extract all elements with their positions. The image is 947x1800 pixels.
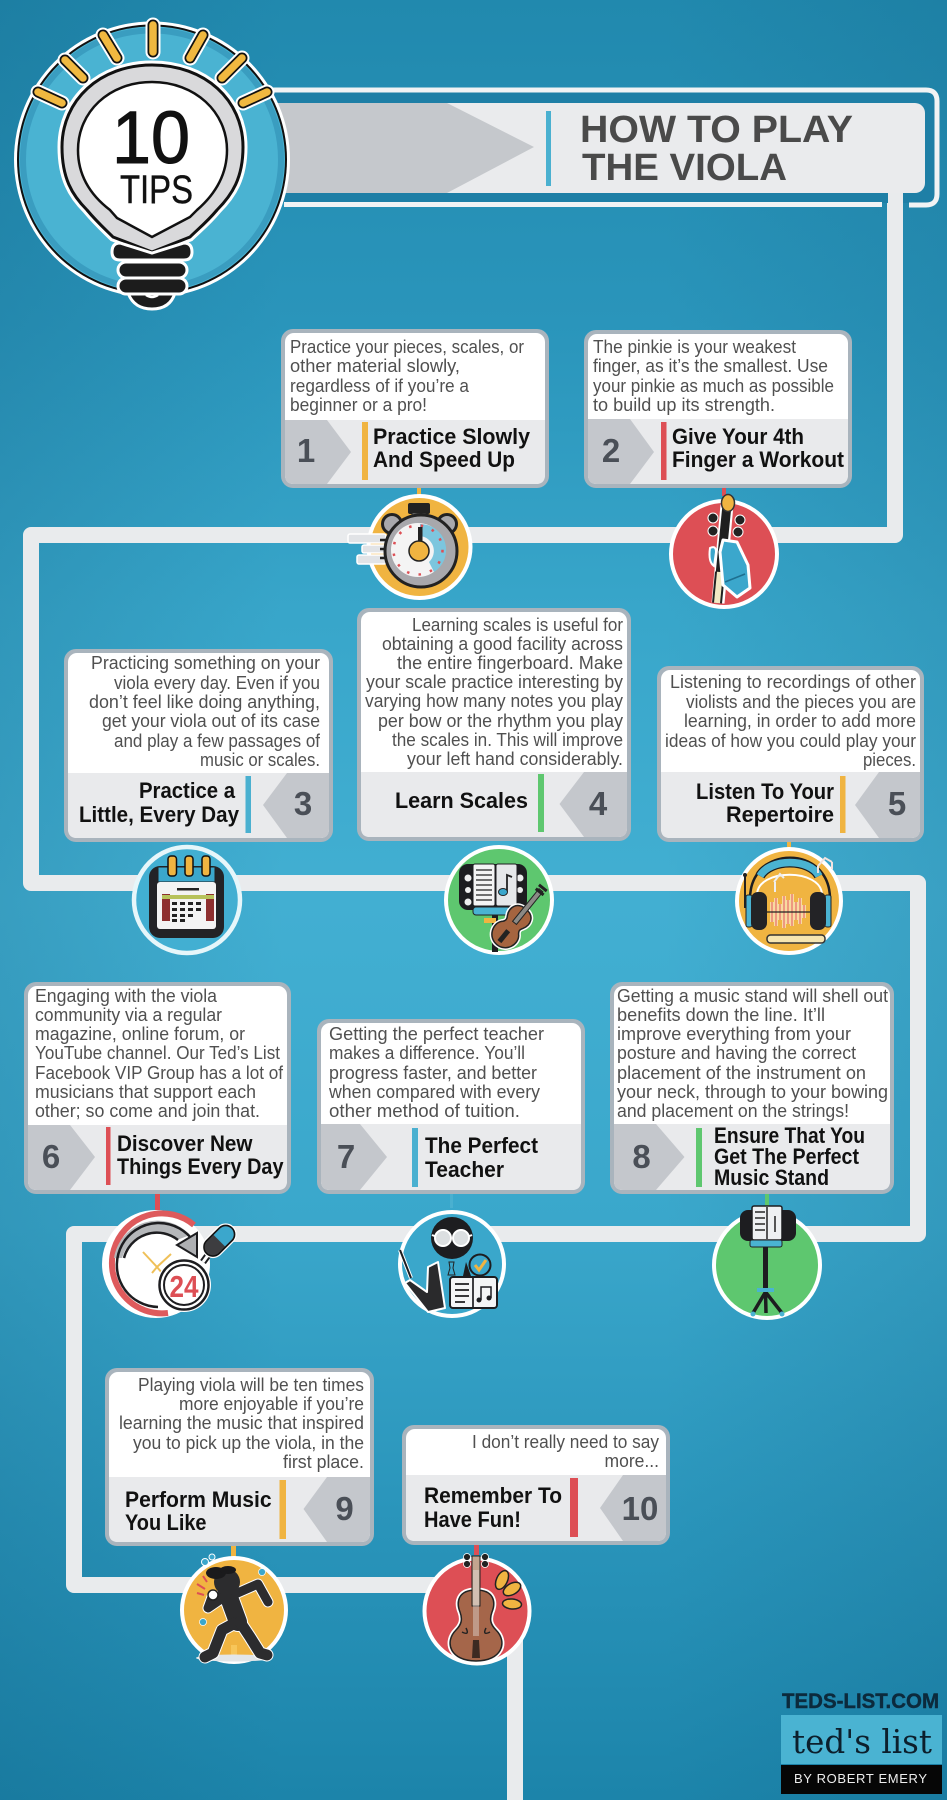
text: tip 8 description: placement of the instrument on: [617, 1063, 866, 1083]
text: tip 3 description: [89, 653, 321, 770]
text: tip 5 description: learning, in order to add more: [684, 711, 916, 731]
text: tip 8 description: Getting a music stand will shell out: [617, 986, 888, 1006]
title: the perfect teacher: [425, 1133, 539, 1182]
text: tip 1 description: regardless of if you’re a: [290, 376, 470, 396]
panel: tip 10: [402, 1425, 670, 1545]
text: tip 8 description: [617, 986, 888, 1121]
badge text: 10 tips: TIPS: [120, 168, 193, 212]
number 6: 6: [42, 1138, 60, 1175]
text: tip 8 description: improve everything from your: [617, 1024, 851, 1044]
text: tip 6 description: Facebook VIP Group has a lot of: [35, 1063, 284, 1083]
text: tip 8 description: your neck, through to your bowing: [617, 1082, 888, 1102]
text: tip 9 description: more enjoyable if you’re: [179, 1394, 364, 1414]
panel: tip 6: [24, 982, 291, 1194]
text: tip 9 description: first place.: [283, 1452, 364, 1472]
text: tip 5 description: ideas of how you could play your: [665, 731, 916, 751]
badge text: 10 tips: 10: [112, 96, 190, 179]
title: listen to your repertoire: [696, 779, 834, 827]
title: music stand: Ensure That You: [714, 1123, 865, 1148]
panel: tip 8: [610, 982, 894, 1194]
text: tip 4 description: obtaining a good facility across: [382, 634, 623, 654]
text: tip 5 description: Listening to recordings of other: [670, 672, 916, 692]
text: tip 4 description: per bow or the rhythm you play: [378, 711, 623, 731]
text: tip 8 description: and placement on the strings!: [617, 1101, 849, 1121]
title: practice a little: Practice a: [139, 778, 236, 803]
text: tip 6 description: musicians that support each: [35, 1082, 256, 1102]
number 10: 10: [622, 1490, 658, 1527]
text: tip 1 description: [290, 337, 524, 415]
icon: music stand: [714, 1194, 820, 1318]
text: tip 6 description: YouTube channel. Our Ted’s List: [35, 1043, 280, 1063]
title: the perfect teacher: Teacher: [425, 1157, 504, 1182]
text: tip 2 description: to build up its strength.: [593, 395, 775, 415]
icon text: 24: 24: [170, 1269, 199, 1304]
icon: lightbulb badge with 10 tips: [14, 22, 290, 309]
icon: viola: [424, 1545, 530, 1664]
text: tip 5 description: pieces.: [863, 750, 916, 770]
title: remember to have fun: [424, 1483, 562, 1532]
title: practice a little: Little, Every Day: [79, 802, 240, 827]
website url: TEDS-LIST.COM: [782, 1690, 939, 1713]
number 3: 3: [294, 785, 312, 822]
text: tip 9 description: learning the music that inspired: [119, 1413, 364, 1433]
text: tip 10 description: I don’t really need to say: [472, 1432, 659, 1452]
text: tip 7 description: [328, 1024, 544, 1121]
icon: calendar: [134, 847, 240, 953]
text: tip 3 description: get your viola out of its case: [102, 711, 320, 731]
panel: tip 3: [64, 649, 333, 842]
text: tip 3 description: and play a few passages of: [114, 731, 321, 751]
text: tip 7 description: when compared with every: [328, 1082, 540, 1102]
brand name: ted's list: [792, 1722, 932, 1761]
number 8: 8: [632, 1138, 651, 1175]
number 7: 7: [337, 1138, 355, 1175]
logo: ted's list: [781, 1690, 942, 1794]
text: tip 4 description: the scales in. This will improve: [392, 730, 623, 750]
icon: teacher conductor: [400, 1194, 504, 1316]
number 5: 5: [888, 785, 906, 822]
text: tip 2 description: finger, as it’s the smallest. Use: [593, 356, 828, 376]
text: tip 3 description: Practicing something on your: [91, 653, 320, 673]
number 9: 9: [335, 1490, 354, 1527]
text: tip 7 description: progress faster, and better: [329, 1063, 537, 1083]
text: tip 10 description: [472, 1432, 659, 1471]
number 1: 1: [297, 432, 315, 469]
text: tip 4 description: your scale practice interesting by: [366, 672, 623, 692]
text: tip 7 description: makes a difference. You’ll: [329, 1043, 525, 1063]
title: listen to your repertoire: Repertoire: [726, 802, 834, 827]
text: tip 6 description: magazine, online forum, or: [35, 1024, 245, 1044]
icon: music stand and violin: [446, 847, 553, 953]
text: tip 8 description: posture and having the correct: [617, 1043, 856, 1063]
byline: BY ROBERT EMERY: [794, 1771, 927, 1786]
text: tip 10 description: more...: [604, 1451, 659, 1471]
title: listen to your repertoire: Listen To Your: [696, 779, 834, 804]
title: practice slowly: Practice Slowly: [373, 424, 531, 449]
icon: clock with 24 and capsule: [102, 1194, 241, 1318]
text: tip 4 description: [365, 615, 623, 769]
text: tip 6 description: community via a regular: [35, 1005, 222, 1025]
title: discover new things: Things Every Day: [117, 1154, 284, 1179]
text: tip 8 description: benefits down the line. It’ll: [617, 1005, 825, 1025]
text: tip 4 description: the entire fingerboard. Make: [397, 653, 623, 673]
text: tip 6 description: Engaging with the viola: [35, 986, 218, 1006]
title: music stand: Music Stand: [714, 1165, 829, 1190]
title: music stand: [714, 1123, 865, 1190]
text: tip 3 description: don’t feel like doing anything,: [89, 692, 320, 712]
text: tip 9 description: Playing viola will be ten times: [138, 1375, 364, 1395]
title: practice a little: [79, 778, 240, 827]
text: tip 9 description: [119, 1375, 364, 1472]
title: practice slowly: And Speed Up: [373, 447, 515, 472]
title: HOW TO PLAY: [580, 109, 853, 151]
text: tip 6 description: [35, 986, 284, 1121]
number 2: 2: [602, 432, 620, 469]
text: tip 4 description: your left hand considerably.: [407, 749, 623, 769]
icon: stopwatch: [348, 488, 472, 600]
text: tip 3 description: viola every day. Even if you: [114, 673, 320, 693]
text: tip 2 description: [593, 337, 834, 415]
title: THE VIOLA: [582, 147, 787, 189]
text: tip 1 description: other material slowly,: [290, 356, 460, 376]
text: tip 6 description: other; so come and join that.: [35, 1101, 260, 1121]
text: tip 9 description: you to pick up the viola, in the: [133, 1433, 364, 1453]
title: perform music: You Like: [125, 1510, 206, 1535]
title: remember to have fun: Remember To: [424, 1483, 562, 1508]
text: tip 2 description: your pinkie as much as possible: [593, 376, 834, 396]
text: tip 7 description: Getting the perfect teacher: [329, 1024, 544, 1044]
text: tip 5 description: [665, 672, 916, 770]
text: tip 4 description: Learning scales is useful for: [412, 615, 623, 635]
title: discover new things: [117, 1131, 284, 1179]
title: learn scales: Learn Scales: [395, 788, 528, 813]
title: discover new things: Discover New: [117, 1131, 253, 1156]
header banner: [270, 90, 938, 208]
title: the perfect teacher: The Perfect: [425, 1133, 539, 1158]
icon: singer: [182, 1546, 286, 1662]
title: perform music: Perform Music: [125, 1487, 272, 1512]
panel: tip 1: [281, 329, 549, 488]
panel: tip 4: [357, 608, 631, 841]
text: tip 3 description: music or scales.: [200, 750, 320, 770]
title: [580, 109, 853, 189]
panel: tip 9: [105, 1368, 374, 1546]
panel: tip 2: [584, 330, 852, 488]
panel: tip 5: [657, 666, 924, 842]
title: 4th finger: Give Your 4th: [672, 424, 804, 449]
title: 4th finger: [672, 424, 845, 472]
panel: tip 7: [317, 1019, 585, 1194]
text: tip 4 description: varying how many notes you play: [365, 691, 623, 711]
title: 4th finger: Finger a Workout: [672, 447, 845, 472]
text: tip 1 description: beginner or a pro!: [290, 395, 427, 415]
number 4: 4: [589, 785, 608, 822]
title: practice slowly: [373, 424, 531, 472]
title: perform music: [125, 1487, 272, 1535]
title: music stand: Get The Perfect: [714, 1144, 860, 1169]
icon: headphones: [737, 842, 841, 953]
text: tip 1 description: Practice your pieces, scales, or: [290, 337, 524, 357]
text: tip 7 description: other method of tuition.: [329, 1101, 520, 1121]
text: tip 5 description: violists and the pieces you are: [686, 692, 916, 712]
title: remember to have fun: Have Fun!: [424, 1507, 521, 1532]
icon: hand on viola neck: [671, 488, 777, 607]
text: tip 2 description: The pinkie is your weakest: [593, 337, 796, 357]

__________

Please rewrite the part of the listing that opens with the line containing "text: tip 8 description: placement" and closes with the line containing "badge text: 10 tips: TIPS: [120, 168, 193, 212]", replacing "description" with "summary" and leaving everything else unchanged.

text: tip 8 summary: placement of the instrument on: [617, 1063, 866, 1083]
text: tip 3 summary: [89, 653, 321, 770]
text: tip 5 summary: learning, in order to add more: [684, 711, 916, 731]
text: tip 8 summary: Getting a music stand will shell out: [617, 986, 888, 1006]
title: the perfect teacher: [425, 1133, 539, 1182]
text: tip 1 summary: regardless of if you’re a: [290, 376, 470, 396]
panel: tip 10: [402, 1425, 670, 1545]
text: tip 8 summary: [617, 986, 888, 1121]
badge text: 10 tips: TIPS: [120, 168, 193, 212]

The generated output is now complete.